_Goal_
Identify, in the records below, every line where the string "Cooccurrence" appears, and copy each such line.

_Dataset extract_
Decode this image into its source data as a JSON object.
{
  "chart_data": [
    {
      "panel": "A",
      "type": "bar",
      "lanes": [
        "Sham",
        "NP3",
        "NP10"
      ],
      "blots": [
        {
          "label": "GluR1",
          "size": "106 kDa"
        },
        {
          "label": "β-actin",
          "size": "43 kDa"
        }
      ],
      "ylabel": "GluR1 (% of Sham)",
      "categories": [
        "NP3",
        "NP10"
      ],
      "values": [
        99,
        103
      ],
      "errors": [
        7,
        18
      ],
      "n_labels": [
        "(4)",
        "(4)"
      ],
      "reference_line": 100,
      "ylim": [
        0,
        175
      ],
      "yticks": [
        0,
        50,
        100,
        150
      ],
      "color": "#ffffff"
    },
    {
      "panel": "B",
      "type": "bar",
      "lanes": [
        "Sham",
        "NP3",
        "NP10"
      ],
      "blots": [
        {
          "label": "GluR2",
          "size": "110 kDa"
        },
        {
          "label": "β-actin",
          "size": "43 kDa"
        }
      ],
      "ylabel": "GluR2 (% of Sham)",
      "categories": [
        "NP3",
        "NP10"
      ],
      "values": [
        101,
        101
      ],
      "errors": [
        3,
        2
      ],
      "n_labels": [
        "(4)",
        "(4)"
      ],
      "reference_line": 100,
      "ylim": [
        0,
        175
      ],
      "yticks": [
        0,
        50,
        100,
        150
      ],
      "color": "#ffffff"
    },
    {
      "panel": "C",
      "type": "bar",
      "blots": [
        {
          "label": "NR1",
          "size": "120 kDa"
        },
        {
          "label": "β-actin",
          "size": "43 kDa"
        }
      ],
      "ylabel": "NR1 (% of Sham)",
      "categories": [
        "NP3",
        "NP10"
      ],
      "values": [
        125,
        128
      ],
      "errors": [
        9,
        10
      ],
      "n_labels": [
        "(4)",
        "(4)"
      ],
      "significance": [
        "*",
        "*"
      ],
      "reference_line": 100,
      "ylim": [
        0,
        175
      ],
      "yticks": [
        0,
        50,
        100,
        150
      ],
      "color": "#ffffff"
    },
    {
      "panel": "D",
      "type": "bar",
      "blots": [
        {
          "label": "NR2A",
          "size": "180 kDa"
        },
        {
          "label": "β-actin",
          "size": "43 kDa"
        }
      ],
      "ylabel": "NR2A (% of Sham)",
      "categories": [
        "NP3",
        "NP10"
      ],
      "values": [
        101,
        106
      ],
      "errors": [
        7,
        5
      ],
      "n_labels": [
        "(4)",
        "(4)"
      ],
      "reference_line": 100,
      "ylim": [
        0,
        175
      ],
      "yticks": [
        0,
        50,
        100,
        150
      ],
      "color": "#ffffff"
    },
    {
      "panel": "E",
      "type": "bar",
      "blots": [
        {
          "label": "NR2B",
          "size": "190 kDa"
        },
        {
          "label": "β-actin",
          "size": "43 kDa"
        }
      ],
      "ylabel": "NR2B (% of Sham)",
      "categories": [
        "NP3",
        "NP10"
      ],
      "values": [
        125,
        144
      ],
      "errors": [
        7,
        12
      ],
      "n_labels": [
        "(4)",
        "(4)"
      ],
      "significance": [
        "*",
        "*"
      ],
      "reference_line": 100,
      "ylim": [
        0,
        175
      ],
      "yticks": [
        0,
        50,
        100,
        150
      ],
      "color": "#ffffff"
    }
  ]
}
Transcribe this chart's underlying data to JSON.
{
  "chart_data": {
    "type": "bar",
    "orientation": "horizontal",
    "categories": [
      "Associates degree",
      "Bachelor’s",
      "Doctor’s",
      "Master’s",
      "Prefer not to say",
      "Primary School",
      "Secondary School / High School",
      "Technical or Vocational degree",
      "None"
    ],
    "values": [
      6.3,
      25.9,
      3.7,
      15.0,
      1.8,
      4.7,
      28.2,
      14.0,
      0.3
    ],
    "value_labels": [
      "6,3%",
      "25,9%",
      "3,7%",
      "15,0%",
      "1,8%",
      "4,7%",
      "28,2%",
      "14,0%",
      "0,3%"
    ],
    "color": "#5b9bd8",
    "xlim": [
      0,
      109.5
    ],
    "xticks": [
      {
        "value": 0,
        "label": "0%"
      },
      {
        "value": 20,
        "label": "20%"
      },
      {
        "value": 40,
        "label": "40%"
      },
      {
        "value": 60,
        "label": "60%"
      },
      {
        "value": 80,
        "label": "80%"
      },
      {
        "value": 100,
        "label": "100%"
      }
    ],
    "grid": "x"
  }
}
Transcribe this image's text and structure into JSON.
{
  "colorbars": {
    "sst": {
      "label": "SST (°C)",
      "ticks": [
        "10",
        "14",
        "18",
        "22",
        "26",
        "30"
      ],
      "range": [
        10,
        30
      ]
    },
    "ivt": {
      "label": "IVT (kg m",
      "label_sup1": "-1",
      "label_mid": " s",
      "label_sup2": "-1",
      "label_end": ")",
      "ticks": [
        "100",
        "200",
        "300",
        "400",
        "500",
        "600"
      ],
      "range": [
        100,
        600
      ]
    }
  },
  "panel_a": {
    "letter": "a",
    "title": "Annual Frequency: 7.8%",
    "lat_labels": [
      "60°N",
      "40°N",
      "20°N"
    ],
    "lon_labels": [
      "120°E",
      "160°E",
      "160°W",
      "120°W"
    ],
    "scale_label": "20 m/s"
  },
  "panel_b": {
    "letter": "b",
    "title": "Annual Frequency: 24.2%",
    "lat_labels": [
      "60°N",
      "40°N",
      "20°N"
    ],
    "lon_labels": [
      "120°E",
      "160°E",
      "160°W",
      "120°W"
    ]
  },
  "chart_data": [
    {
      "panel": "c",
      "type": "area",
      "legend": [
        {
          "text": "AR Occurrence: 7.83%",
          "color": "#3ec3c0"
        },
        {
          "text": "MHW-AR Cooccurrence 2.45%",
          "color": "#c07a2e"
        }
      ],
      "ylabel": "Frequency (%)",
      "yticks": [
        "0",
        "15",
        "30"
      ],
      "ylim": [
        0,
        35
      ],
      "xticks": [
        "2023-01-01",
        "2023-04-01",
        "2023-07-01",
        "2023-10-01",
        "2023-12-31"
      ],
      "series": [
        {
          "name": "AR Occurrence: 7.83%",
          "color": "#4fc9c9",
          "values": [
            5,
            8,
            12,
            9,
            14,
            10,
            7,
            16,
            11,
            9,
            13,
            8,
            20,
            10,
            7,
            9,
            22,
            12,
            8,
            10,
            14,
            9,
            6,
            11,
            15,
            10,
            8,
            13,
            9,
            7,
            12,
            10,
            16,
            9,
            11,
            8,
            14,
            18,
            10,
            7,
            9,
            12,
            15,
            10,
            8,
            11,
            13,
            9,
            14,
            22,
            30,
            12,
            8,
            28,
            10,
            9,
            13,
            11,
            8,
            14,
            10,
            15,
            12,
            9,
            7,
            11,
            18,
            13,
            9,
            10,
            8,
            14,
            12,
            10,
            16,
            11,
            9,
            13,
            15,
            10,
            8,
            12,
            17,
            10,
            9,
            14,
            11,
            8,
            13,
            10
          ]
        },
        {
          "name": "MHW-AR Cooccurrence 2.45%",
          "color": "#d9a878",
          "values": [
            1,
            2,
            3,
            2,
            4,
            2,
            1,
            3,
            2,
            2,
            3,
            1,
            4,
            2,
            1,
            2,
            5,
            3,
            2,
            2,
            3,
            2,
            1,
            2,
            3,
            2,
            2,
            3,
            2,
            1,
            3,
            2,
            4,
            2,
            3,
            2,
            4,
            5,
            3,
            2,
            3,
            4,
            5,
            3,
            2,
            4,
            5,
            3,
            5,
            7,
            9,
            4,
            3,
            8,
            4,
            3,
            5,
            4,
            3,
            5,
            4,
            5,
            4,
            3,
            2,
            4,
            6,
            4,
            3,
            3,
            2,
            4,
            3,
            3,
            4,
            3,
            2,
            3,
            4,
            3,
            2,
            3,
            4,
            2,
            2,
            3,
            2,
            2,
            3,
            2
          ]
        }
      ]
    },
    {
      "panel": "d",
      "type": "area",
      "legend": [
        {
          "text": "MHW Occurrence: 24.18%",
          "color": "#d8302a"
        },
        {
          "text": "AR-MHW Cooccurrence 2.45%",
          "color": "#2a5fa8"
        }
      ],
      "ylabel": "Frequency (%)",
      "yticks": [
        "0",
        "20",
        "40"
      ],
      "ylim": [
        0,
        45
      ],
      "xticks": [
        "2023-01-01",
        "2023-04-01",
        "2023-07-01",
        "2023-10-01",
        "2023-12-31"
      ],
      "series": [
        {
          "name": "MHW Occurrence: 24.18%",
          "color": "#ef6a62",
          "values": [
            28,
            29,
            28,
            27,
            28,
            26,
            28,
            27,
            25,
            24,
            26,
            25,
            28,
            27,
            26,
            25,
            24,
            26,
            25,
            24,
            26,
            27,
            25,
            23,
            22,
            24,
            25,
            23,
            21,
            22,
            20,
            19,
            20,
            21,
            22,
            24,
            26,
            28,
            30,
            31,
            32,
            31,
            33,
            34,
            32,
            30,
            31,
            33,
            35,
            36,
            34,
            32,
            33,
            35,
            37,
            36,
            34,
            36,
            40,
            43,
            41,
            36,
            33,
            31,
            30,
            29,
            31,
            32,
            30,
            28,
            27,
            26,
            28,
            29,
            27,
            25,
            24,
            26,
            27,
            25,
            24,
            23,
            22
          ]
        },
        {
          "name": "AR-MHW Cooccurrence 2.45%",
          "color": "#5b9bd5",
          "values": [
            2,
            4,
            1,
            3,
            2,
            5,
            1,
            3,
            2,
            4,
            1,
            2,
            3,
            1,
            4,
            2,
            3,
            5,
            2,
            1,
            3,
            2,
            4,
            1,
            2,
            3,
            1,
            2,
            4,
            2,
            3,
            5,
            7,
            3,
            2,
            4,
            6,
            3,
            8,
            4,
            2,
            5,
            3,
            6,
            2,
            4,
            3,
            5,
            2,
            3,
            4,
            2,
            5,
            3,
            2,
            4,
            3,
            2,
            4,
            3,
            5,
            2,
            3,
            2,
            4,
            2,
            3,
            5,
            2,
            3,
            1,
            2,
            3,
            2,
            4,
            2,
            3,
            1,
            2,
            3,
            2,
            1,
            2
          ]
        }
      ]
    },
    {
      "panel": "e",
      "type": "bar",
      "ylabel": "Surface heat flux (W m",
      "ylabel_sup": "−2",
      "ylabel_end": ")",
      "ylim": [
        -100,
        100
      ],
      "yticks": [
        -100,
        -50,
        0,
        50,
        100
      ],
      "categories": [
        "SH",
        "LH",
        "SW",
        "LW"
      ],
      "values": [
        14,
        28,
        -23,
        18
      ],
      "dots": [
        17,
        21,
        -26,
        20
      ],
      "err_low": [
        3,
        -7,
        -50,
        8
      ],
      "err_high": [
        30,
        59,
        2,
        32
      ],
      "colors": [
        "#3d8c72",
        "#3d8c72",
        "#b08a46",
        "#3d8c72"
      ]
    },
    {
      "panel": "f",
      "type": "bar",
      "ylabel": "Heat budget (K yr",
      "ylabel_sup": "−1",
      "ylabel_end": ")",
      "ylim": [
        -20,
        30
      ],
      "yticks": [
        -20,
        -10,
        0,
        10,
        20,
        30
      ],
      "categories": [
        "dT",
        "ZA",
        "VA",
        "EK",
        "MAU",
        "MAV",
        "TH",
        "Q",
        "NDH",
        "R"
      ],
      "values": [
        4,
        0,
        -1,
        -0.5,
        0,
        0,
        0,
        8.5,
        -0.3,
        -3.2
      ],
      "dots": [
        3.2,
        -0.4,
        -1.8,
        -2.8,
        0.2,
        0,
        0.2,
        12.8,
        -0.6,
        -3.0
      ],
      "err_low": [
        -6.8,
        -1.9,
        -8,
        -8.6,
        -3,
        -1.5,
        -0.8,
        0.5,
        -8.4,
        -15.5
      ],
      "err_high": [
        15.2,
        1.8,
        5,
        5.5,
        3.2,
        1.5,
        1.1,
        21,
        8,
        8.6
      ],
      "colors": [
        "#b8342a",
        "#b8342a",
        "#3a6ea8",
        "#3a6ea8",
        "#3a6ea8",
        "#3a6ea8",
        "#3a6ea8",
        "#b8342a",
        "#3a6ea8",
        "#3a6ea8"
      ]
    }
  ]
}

_Answer_
          "text": "MHW-AR Cooccurrence 2.45%",
          "name": "MHW-AR Cooccurrence 2.45%",
          "text": "AR-MHW Cooccurrence 2.45%",
          "name": "AR-MHW Cooccurrence 2.45%",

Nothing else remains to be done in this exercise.